*WHAT TO DO:* Pick out the lines below that contain the string "Swirl" and copy them all.

*Stored dataset items:*
○ ○ ○ ○

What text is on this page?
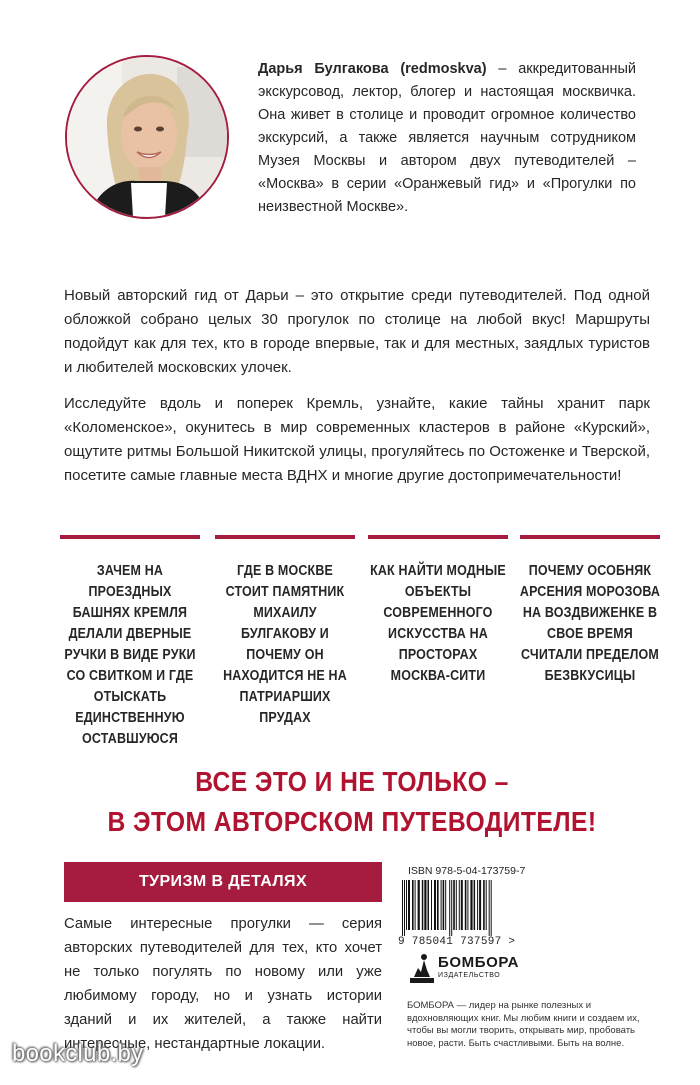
Дарья Булгакова (redmoskva) – аккредитованный экскурсовод, лектор, блогер и настоящая москвичка. Она живет в столице и проводит огромное количество экскурсий, а также является научным сотрудником Музея Москвы и автором двух путеводителей – «Москва» в серии «Оранжевый гид» и «Прогулки по неизвестной Москве».

Новый авторский гид от Дарьи – это открытие среди путеводителей. Под одной обложкой собрано целых 30 прогулок по столице на любой вкус! Маршруты подойдут как для тех, кто в городе впервые, так и для местных, заядлых туристов и любителей московских улочек.

Исследуйте вдоль и поперек Кремль, узнайте, какие тайны хранит парк «Коломенское», окунитесь в мир современных кластеров в районе «Курский», ощутите ритмы Большой Никитской улицы, прогуляйтесь по Остоженке и Тверской, посетите самые главные места ВДНХ и многие другие достопримечательности!

ЗАЧЕМ НА ПРОЕЗДНЫХ БАШНЯХ КРЕМЛЯ ДЕЛАЛИ ДВЕРНЫЕ РУЧКИ В ВИДЕ РУКИ СО СВИТКОМ И ГДЕ ОТЫСКАТЬ ЕДИНСТВЕННУЮ ОСТАВШУЮСЯ
ГДЕ В МОСКВЕ СТОИТ ПАМЯТНИК МИХАИЛУ БУЛГАКОВУ И ПОЧЕМУ ОН НАХОДИТСЯ НЕ НА ПАТРИАРШИХ ПРУДАХ
КАК НАЙТИ МОДНЫЕ ОБЪЕКТЫ СОВРЕМЕННОГО ИСКУССТВА НА ПРОСТОРАХ МОСКВА-СИТИ
ПОЧЕМУ ОСОБНЯК АРСЕНИЯ МОРОЗОВА НА ВОЗДВИЖЕНКЕ В СВОЕ ВРЕМЯ СЧИТАЛИ ПРЕДЕЛОМ БЕЗВКУСИЦЫ
ВСЕ ЭТО И НЕ ТОЛЬКО –
В ЭТОМ АВТОРСКОМ ПУТЕВОДИТЕЛЕ!
ТУРИЗМ В ДЕТАЛЯХ

Самые интересные прогулки — серия авторских путеводителей для тех, кто хочет не только погулять по новому или уже любимому городу, но и узнать истории зданий и их жителей, а также найти интересные, нестандартные локации.

ISBN 978-5-04-173759-7
9 785041 737597 >
БОМБОРА
ИЗДАТЕЛЬСТВО

БОМБОРА — лидер на рынке полезных и вдохновляющих книг. Мы любим книги и создаем их, чтобы вы могли творить, открывать мир, пробовать новое, расти. Быть счастливыми. Быть на волне.

bookclub.by
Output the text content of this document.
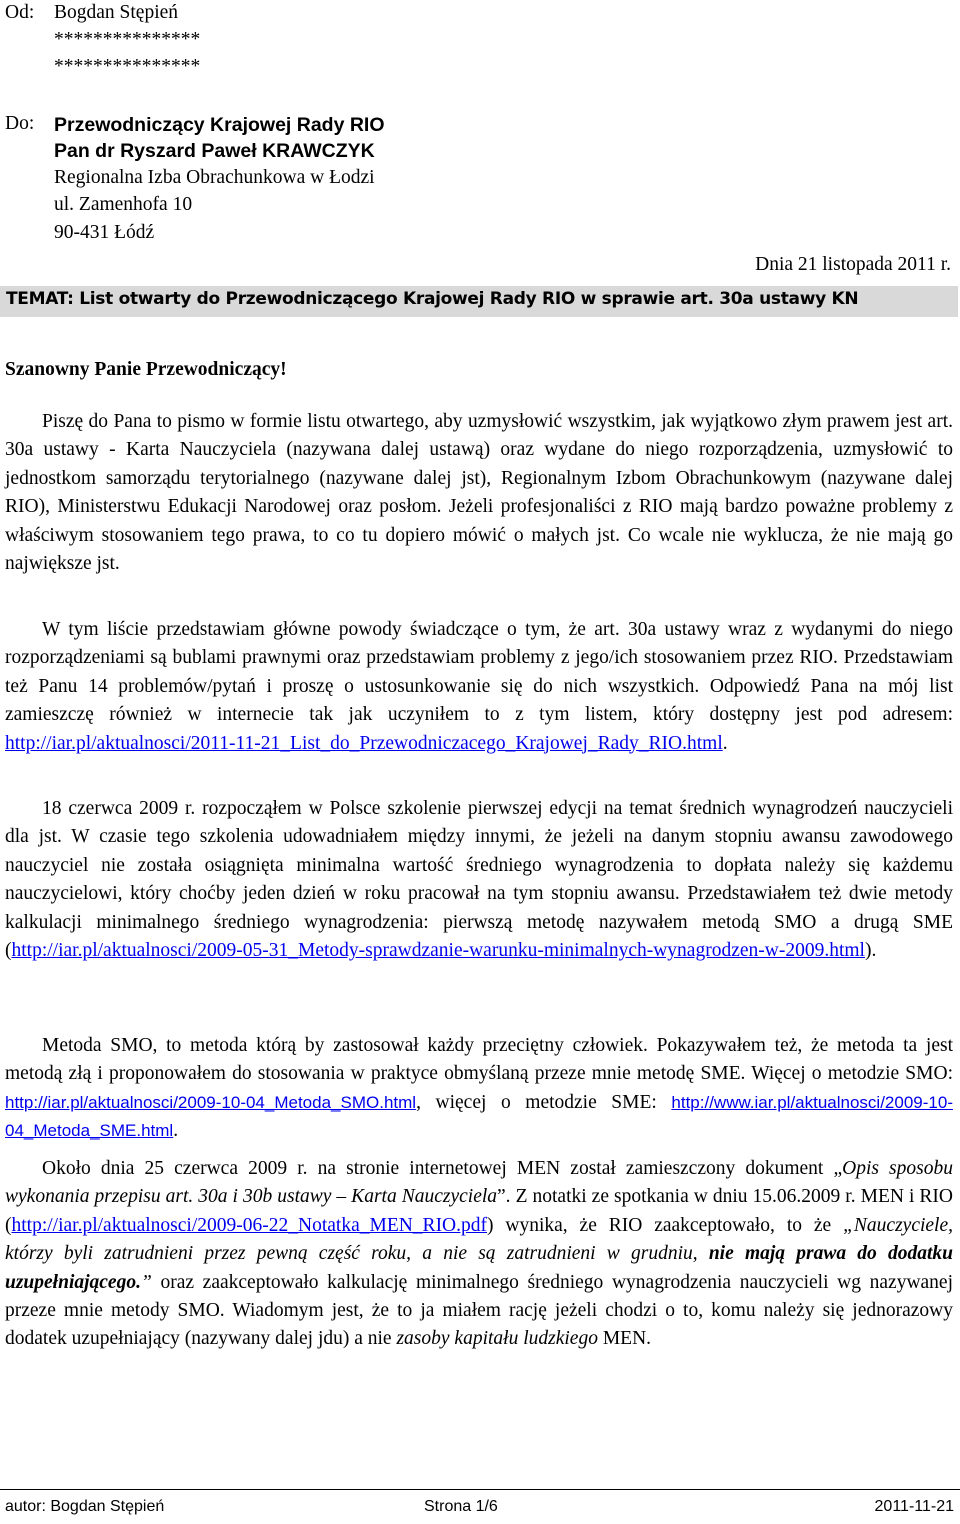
Od: Bogdan Stępień
***************
***************
Do: Przewodniczący Krajowej Rady RIO
Pan dr Ryszard Paweł KRAWCZYK
Regionalna Izba Obrachunkowa w Łodzi
ul. Zamenhofa 10
90-431 Łódź
Dnia 21 listopada 2011 r.
TEMAT: List otwarty do Przewodniczącego Krajowej Rady RIO w sprawie art. 30a ustawy KN
Szanowny Panie Przewodniczący!

Piszę do Pana to pismo w formie listu otwartego, aby uzmysłowić wszystkim, jak wyjątkowo złym prawem jest art. 30a ustawy - Karta Nauczyciela (nazywana dalej ustawą) oraz wydane do niego rozporządzenia, uzmysłowić to jednostkom samorządu terytorialnego (nazywane dalej jst), Regionalnym Izbom Obrachunkowym (nazywane dalej RIO), Ministerstwu Edukacji Narodowej oraz posłom. Jeżeli profesjonaliści z RIO mają bardzo poważne problemy z właściwym stosowaniem tego prawa, to co tu dopiero mówić o małych jst. Co wcale nie wyklucza, że nie mają go największe jst.

W tym liście przedstawiam główne powody świadczące o tym, że art. 30a ustawy wraz z wydanymi do niego rozporządzeniami są bublami prawnymi oraz przedstawiam problemy z jego/ich stosowaniem przez RIO. Przedstawiam też Panu 14 problemów/pytań i proszę o ustosunkowanie się do nich wszystkich. Odpowiedź Pana na mój list zamieszczę również w internecie tak jak uczyniłem to z tym listem, który dostępny jest pod adresem: http://iar.pl/aktualnosci/2011-11-21_List_do_Przewodniczacego_Krajowej_Rady_RIO.html.

18 czerwca 2009 r. rozpocząłem w Polsce szkolenie pierwszej edycji na temat średnich wynagrodzeń nauczycieli dla jst. W czasie tego szkolenia udowadniałem między innymi, że jeżeli na danym stopniu awansu zawodowego nauczyciel nie została osiągnięta minimalna wartość średniego wynagrodzenia to dopłata należy się każdemu nauczycielowi, który choćby jeden dzień w roku pracował na tym stopniu awansu. Przedstawiałem też dwie metody kalkulacji minimalnego średniego wynagrodzenia: pierwszą metodę nazywałem metodą SMO a drugą SME (http://iar.pl/aktualnosci/2009-05-31_Metody-sprawdzanie-warunku-minimalnych-wynagrodzen-w-2009.html).

Metoda SMO, to metoda którą by zastosował każdy przeciętny człowiek. Pokazywałem też, że metoda ta jest metodą złą i proponowałem do stosowania w praktyce obmyślaną przeze mnie metodę SME. Więcej o metodzie SMO: http://iar.pl/aktualnosci/2009-10-04_Metoda_SMO.html, więcej o metodzie SME: http://www.iar.pl/aktualnosci/2009-10-04_Metoda_SME.html.

Około dnia 25 czerwca 2009 r. na stronie internetowej MEN został zamieszczony dokument „Opis sposobu wykonania przepisu art. 30a i 30b ustawy – Karta Nauczyciela”. Z notatki ze spotkania w dniu 15.06.2009 r. MEN i RIO (http://iar.pl/aktualnosci/2009-06-22_Notatka_MEN_RIO.pdf) wynika, że RIO zaakceptowało, to że „Nauczyciele, którzy byli zatrudnieni przez pewną część roku, a nie są zatrudnieni w grudniu, nie mają prawa do dodatku uzupełniającego.” oraz zaakceptowało kalkulację minimalnego średniego wynagrodzenia nauczycieli wg nazywanej przeze mnie metody SMO. Wiadomym jest, że to ja miałem rację jeżeli chodzi o to, komu należy się jednorazowy dodatek uzupełniający (nazywany dalej jdu) a nie zasoby kapitału ludzkiego MEN.

autor: Bogdan Stępień	Strona 1/6	2011-11-21
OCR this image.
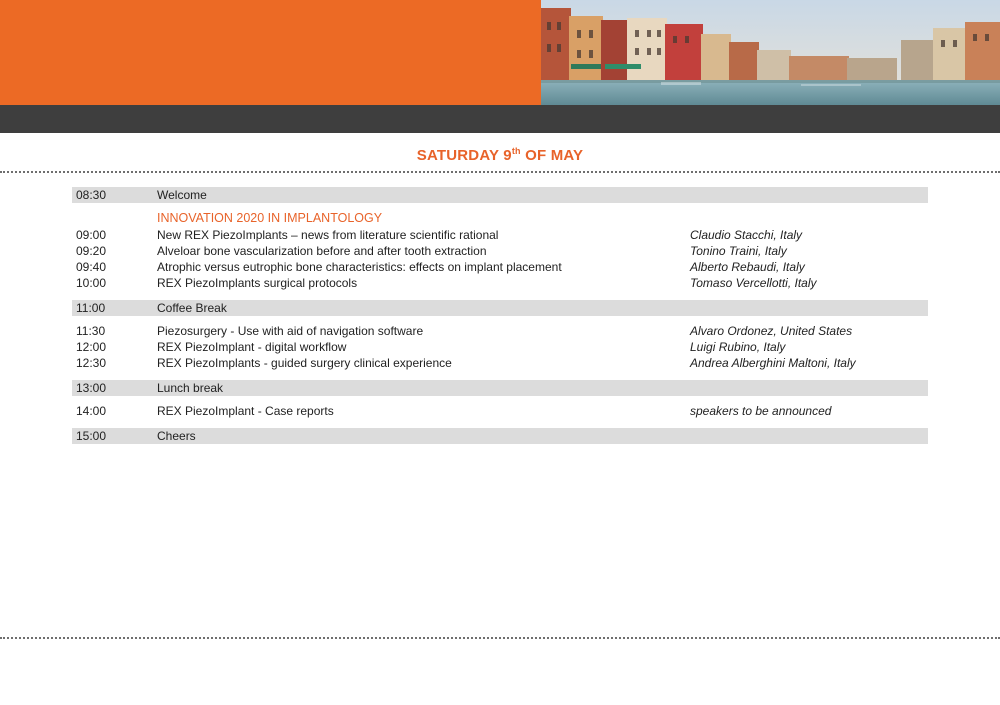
SATURDAY 9th OF MAY
INNOVATION 2020 IN IMPLANTOLOGY
08:30	Welcome
09:00	New REX PiezoImplants – news from literature scientific rational	Claudio Stacchi, Italy
09:20	Alveloar bone vascularization before and after tooth extraction	Tonino Traini, Italy
09:40	Atrophic versus eutrophic bone characteristics: effects on implant placement	Alberto Rebaudi, Italy
10:00	REX PiezoImplants surgical protocols	Tomaso Vercellotti, Italy
11:00	Coffee Break
11:30	Piezosurgery - Use with aid of navigation software	Alvaro Ordonez, United States
12:00	REX PiezoImplant - digital workflow	Luigi Rubino, Italy
12:30	REX PiezoImplants - guided surgery clinical experience	Andrea Alberghini Maltoni, Italy
13:00	Lunch break
14:00	REX PiezoImplant - Case reports	speakers to be announced
15:00	Cheers
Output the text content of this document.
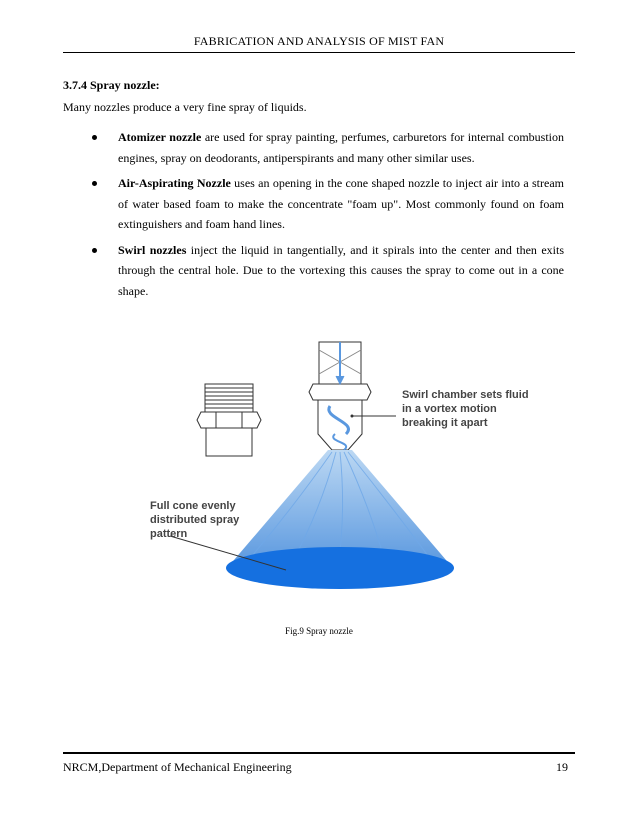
FABRICATION AND ANALYSIS OF MIST FAN
3.7.4 Spray nozzle:
Many nozzles produce a very fine spray of liquids.
Atomizer nozzle are used for spray painting, perfumes, carburetors for internal combustion engines, spray on deodorants, antiperspirants and many other similar uses.
Air-Aspirating Nozzle uses an opening in the cone shaped nozzle to inject air into a stream of water based foam to make the concentrate "foam up". Most commonly found on foam extinguishers and foam hand lines.
Swirl nozzles inject the liquid in tangentially, and it spirals into the center and then exits through the central hole. Due to the vortexing this causes the spray to come out in a cone shape.
Swirl chamber sets fluid in a vortex motion breaking it apart
Full cone evenly distributed spray pattern
Fig.9 Spray nozzle
NRCM,Department of Mechanical Engineering	19
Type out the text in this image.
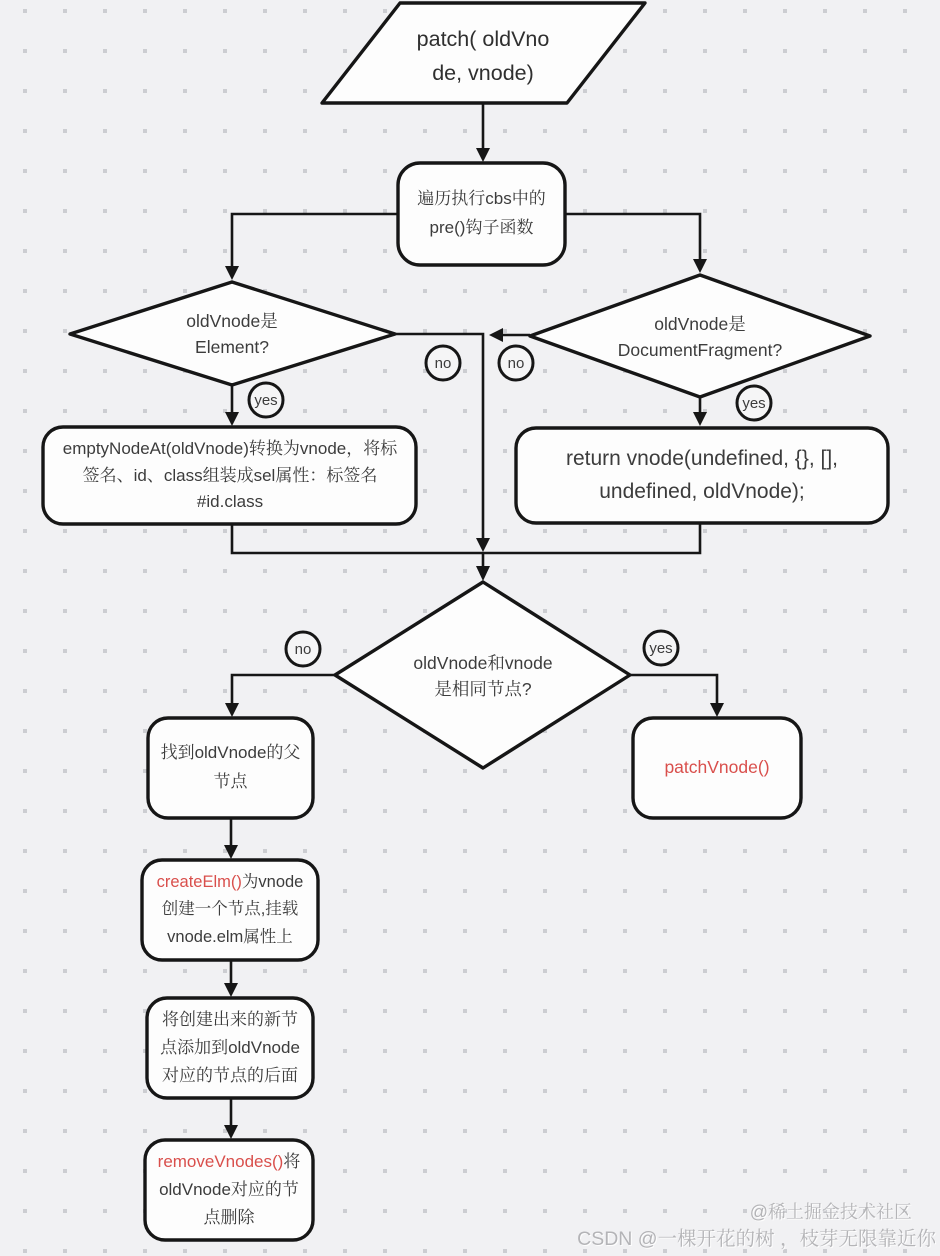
patch( oldVno
de, vnode)
遍历执行cbs中的
pre()钩子函数
oldVnode是
Element?
oldVnode是
DocumentFragment?
emptyNodeAt(oldVnode)转换为vnode，将标
签名、id、class组装成sel属性：标签名
#id.class
return vnode(undefined, {}, [],
undefined, oldVnode);
oldVnode和vnode
是相同节点?
找到oldVnode的父
节点
createElm()为vnode
创建一个节点,挂载
vnode.elm属性上
将创建出来的新节
点添加到oldVnode
对应的节点的后面
removeVnodes()将
oldVnode对应的节
点删除
patchVnode()
no	no
yes	yes
no	yes
@稀土掘金技术社区
CSDN @一棵开花的树 ，枝芽无限靠近你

○ ○ ○ ○

*TASK ANSWER:*
Swirl nozzles inject the liquid in tangentially, and it spirals into the center and then exits through the central hole. Due to the vortexing this causes the spray to come out in a cone shape.
Swirl chamber sets fluid in a vortex motion breaking it apart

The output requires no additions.